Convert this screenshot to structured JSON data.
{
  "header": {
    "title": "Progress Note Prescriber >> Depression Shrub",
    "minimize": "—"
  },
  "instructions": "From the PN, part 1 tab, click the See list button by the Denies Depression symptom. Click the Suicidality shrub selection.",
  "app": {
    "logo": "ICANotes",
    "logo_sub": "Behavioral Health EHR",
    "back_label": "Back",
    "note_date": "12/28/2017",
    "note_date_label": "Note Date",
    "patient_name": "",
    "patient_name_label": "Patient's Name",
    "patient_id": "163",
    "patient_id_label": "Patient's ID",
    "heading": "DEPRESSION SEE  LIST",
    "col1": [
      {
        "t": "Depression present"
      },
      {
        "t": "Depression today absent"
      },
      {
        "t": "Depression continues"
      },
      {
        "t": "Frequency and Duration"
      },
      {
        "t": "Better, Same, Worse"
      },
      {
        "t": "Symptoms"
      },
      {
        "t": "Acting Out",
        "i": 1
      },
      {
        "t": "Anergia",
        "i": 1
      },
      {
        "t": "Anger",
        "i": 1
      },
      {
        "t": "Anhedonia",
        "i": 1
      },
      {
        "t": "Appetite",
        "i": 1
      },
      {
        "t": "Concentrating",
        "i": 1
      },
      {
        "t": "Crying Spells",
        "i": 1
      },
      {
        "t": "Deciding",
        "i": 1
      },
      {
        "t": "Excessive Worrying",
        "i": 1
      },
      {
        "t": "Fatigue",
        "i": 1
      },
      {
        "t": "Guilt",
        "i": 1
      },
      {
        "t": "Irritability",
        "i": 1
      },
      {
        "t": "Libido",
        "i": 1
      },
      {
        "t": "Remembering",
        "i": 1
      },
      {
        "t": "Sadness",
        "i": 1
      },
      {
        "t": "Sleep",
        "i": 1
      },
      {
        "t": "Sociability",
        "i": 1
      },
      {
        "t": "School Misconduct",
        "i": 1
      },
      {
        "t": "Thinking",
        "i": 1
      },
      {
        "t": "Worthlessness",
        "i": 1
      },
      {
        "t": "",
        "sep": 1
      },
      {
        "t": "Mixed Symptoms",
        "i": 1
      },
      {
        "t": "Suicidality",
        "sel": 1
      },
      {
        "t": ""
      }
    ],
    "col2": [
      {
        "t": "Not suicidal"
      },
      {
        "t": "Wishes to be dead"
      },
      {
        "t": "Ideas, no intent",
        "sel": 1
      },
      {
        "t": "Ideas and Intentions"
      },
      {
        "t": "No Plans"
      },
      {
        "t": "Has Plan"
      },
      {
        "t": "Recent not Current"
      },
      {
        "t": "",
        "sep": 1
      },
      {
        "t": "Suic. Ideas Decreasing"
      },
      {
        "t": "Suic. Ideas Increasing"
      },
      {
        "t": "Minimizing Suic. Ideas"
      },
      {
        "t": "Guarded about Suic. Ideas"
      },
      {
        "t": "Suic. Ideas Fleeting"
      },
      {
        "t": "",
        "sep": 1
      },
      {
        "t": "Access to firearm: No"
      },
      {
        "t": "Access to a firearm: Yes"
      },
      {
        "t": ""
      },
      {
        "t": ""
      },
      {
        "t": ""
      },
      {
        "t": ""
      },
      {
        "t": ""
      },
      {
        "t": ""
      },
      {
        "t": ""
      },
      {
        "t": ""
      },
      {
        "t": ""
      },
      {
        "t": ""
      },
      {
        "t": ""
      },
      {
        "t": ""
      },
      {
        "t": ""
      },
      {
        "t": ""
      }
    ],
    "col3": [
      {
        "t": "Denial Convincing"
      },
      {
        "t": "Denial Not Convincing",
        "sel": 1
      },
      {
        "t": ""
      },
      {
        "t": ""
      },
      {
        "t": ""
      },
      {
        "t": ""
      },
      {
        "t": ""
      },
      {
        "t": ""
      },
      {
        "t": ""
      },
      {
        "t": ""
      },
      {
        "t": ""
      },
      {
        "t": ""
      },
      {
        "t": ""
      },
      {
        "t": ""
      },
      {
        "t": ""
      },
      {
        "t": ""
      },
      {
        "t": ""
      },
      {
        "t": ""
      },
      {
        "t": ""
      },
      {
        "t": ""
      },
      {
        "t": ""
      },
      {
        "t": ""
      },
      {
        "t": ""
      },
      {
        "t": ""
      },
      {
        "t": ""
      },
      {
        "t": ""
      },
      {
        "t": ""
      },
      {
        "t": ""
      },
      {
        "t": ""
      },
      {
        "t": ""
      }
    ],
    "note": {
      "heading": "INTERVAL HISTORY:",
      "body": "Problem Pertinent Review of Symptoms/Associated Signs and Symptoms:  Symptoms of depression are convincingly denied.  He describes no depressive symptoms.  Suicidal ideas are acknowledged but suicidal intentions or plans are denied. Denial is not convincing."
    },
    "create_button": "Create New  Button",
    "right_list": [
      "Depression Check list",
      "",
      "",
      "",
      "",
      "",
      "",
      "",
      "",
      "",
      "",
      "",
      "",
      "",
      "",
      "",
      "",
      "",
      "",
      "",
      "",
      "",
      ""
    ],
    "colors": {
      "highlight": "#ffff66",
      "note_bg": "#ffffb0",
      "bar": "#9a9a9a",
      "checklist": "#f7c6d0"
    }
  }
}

====

● **Exercise details**
Return all lines of the material above in which the word "firearm" occurs.

● **Correct answer**
        "t": "Access to firearm: No"
        "t": "Access to a firearm: Yes"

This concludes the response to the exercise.